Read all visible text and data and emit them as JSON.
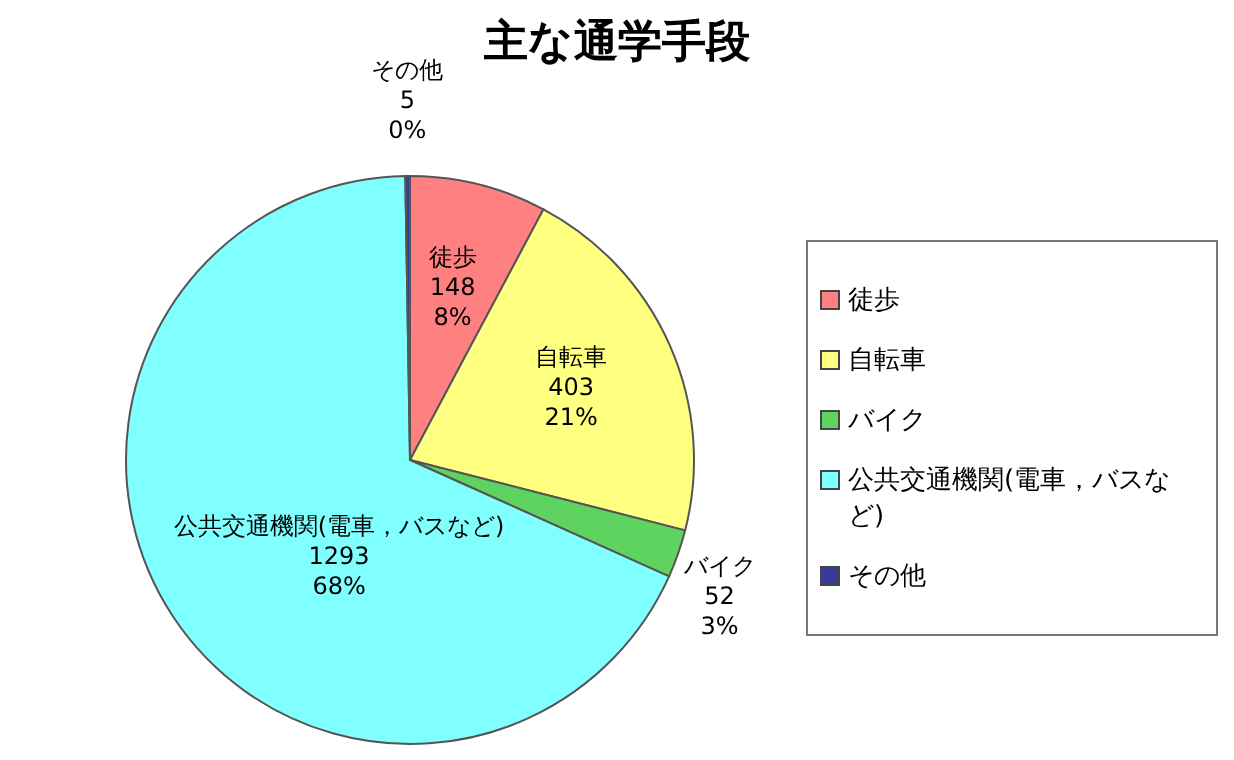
{
  "chart_data": {
    "type": "pie",
    "title": "主な通学手段",
    "categories": [
      "徒歩",
      "自転車",
      "バイク",
      "公共交通機関(電車，バスなど)",
      "その他"
    ],
    "values": [
      148,
      403,
      52,
      1293,
      5
    ],
    "value_labels": [
      "148\n8%",
      "403\n21%",
      "52\n3%",
      "1293\n68%",
      "5\n0%"
    ],
    "colors": [
      "#ff8080",
      "#ffff80",
      "#5fd35f",
      "#80ffff",
      "#3a3a9a"
    ],
    "legend": "right"
  }
}
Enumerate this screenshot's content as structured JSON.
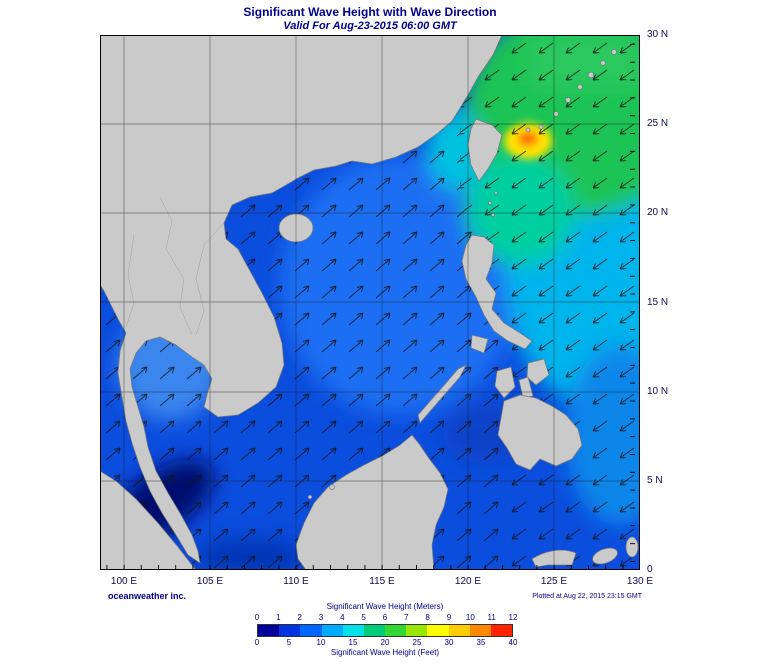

▶ Job
Transcribe the full listing above exactly as it stands, minus the pictures.

▶ Finished exercise
Read all visible text and data and emit them as JSON.
{
  "chart_data": {
    "type": "pie",
    "title": "主な通学手段",
    "categories": [
      "徒歩",
      "自転車",
      "バイク",
      "公共交通機関(電車，バスなど)",
      "その他"
    ],
    "values": [
      148,
      403,
      52,
      1293,
      5
    ],
    "value_labels": [
      "148\n8%",
      "403\n21%",
      "52\n3%",
      "1293\n68%",
      "5\n0%"
    ],
    "colors": [
      "#ff8080",
      "#ffff80",
      "#5fd35f",
      "#80ffff",
      "#3a3a9a"
    ],
    "legend": "right"
  }
}
Enumerate this screenshot's content as structured JSON.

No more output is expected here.